▸ **WHAT IS BEING ASKED**
Every entry must be given again exactly.

▸ **DATA SUPPLIED**
________________

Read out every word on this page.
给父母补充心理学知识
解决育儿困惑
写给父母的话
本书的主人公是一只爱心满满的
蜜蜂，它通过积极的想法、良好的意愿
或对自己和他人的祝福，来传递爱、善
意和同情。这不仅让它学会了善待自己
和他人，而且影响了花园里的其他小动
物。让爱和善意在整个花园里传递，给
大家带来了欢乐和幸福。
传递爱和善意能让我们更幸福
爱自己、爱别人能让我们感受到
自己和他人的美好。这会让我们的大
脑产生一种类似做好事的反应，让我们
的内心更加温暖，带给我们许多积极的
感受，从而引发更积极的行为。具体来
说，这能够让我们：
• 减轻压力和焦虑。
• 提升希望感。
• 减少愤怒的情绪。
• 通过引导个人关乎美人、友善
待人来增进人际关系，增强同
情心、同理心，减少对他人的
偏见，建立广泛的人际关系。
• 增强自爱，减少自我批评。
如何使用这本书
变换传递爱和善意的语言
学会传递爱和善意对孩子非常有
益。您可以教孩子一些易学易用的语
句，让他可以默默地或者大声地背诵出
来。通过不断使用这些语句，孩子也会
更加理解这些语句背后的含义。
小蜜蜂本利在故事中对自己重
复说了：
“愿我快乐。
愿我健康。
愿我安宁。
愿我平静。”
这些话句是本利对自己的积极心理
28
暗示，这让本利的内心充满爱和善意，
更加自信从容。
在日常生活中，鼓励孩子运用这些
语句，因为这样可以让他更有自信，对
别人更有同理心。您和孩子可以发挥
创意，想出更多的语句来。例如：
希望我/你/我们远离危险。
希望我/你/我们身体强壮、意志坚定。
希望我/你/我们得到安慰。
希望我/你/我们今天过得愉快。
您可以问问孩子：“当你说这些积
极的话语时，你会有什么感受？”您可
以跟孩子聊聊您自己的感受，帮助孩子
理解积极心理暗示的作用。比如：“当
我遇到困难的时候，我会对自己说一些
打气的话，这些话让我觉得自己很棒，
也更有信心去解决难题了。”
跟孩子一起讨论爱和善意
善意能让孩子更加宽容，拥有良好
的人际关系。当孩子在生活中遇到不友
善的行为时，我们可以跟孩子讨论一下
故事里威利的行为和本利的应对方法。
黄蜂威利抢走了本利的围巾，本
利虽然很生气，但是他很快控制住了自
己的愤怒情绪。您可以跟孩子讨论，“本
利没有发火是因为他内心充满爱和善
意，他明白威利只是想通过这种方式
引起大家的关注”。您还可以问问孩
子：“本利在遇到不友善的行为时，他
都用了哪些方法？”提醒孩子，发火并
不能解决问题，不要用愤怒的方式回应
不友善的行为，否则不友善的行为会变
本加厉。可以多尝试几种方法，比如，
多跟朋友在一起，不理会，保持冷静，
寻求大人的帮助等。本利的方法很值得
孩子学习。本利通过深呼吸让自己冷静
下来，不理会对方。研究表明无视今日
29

________________

▸ **RESPONSE BELOW**
Read out every word on this page.
给父母补充心理学知识
解决育儿困惑
写给父母的话
本书的主人公是一只爱心满满的
蜜蜂，它通过积极的想法、良好的意愿
或对自己和他人的祝福，来传递爱、善
意和同情。这不仅让它学会了善待自己
和他人，而且影响了花园里的其他小动
物。让爱和善意在整个花园里传递，给
大家带来了欢乐和幸福。
传递爱和善意能让我们更幸福
爱自己、爱别人能让我们感受到
自己和他人的美好。这会让我们的大
脑产生一种类似做好事的反应，让我们
的内心更加温暖，带给我们许多积极的
感受，从而引发更积极的行为。具体来
说，这能够让我们：
• 减轻压力和焦虑。
• 提升希望感。
• 减少愤怒的情绪。
• 通过引导个人关乎美人、友善
待人来增进人际关系，增强同
情心、同理心，减少对他人的
偏见，建立广泛的人际关系。
• 增强自爱，减少自我批评。
如何使用这本书
变换传递爱和善意的语言
学会传递爱和善意对孩子非常有
益。您可以教孩子一些易学易用的语
句，让他可以默默地或者大声地背诵出
来。通过不断使用这些语句，孩子也会
更加理解这些语句背后的含义。
小蜜蜂本利在故事中对自己重
复说了：
“愿我快乐。
愿我健康。
愿我安宁。
愿我平静。”
这些话句是本利对自己的积极心理
28
暗示，这让本利的内心充满爱和善意，
更加自信从容。
在日常生活中，鼓励孩子运用这些
语句，因为这样可以让他更有自信，对
别人更有同理心。您和孩子可以发挥
创意，想出更多的语句来。例如：
希望我/你/我们远离危险。
希望我/你/我们身体强壮、意志坚定。
希望我/你/我们得到安慰。
希望我/你/我们今天过得愉快。
您可以问问孩子：“当你说这些积
极的话语时，你会有什么感受？”您可
以跟孩子聊聊您自己的感受，帮助孩子
理解积极心理暗示的作用。比如：“当
我遇到困难的时候，我会对自己说一些
打气的话，这些话让我觉得自己很棒，
也更有信心去解决难题了。”
跟孩子一起讨论爱和善意
善意能让孩子更加宽容，拥有良好
的人际关系。当孩子在生活中遇到不友
善的行为时，我们可以跟孩子讨论一下
故事里威利的行为和本利的应对方法。
黄蜂威利抢走了本利的围巾，本
利虽然很生气，但是他很快控制住了自
己的愤怒情绪。您可以跟孩子讨论，“本
利没有发火是因为他内心充满爱和善
意，他明白威利只是想通过这种方式
引起大家的关注”。您还可以问问孩
子：“本利在遇到不友善的行为时，他
都用了哪些方法？”提醒孩子，发火并
不能解决问题，不要用愤怒的方式回应
不友善的行为，否则不友善的行为会变
本加厉。可以多尝试几种方法，比如，
多跟朋友在一起，不理会，保持冷静，
寻求大人的帮助等。本利的方法很值得
孩子学习。本利通过深呼吸让自己冷静
下来，不理会对方。研究表明无视今日
29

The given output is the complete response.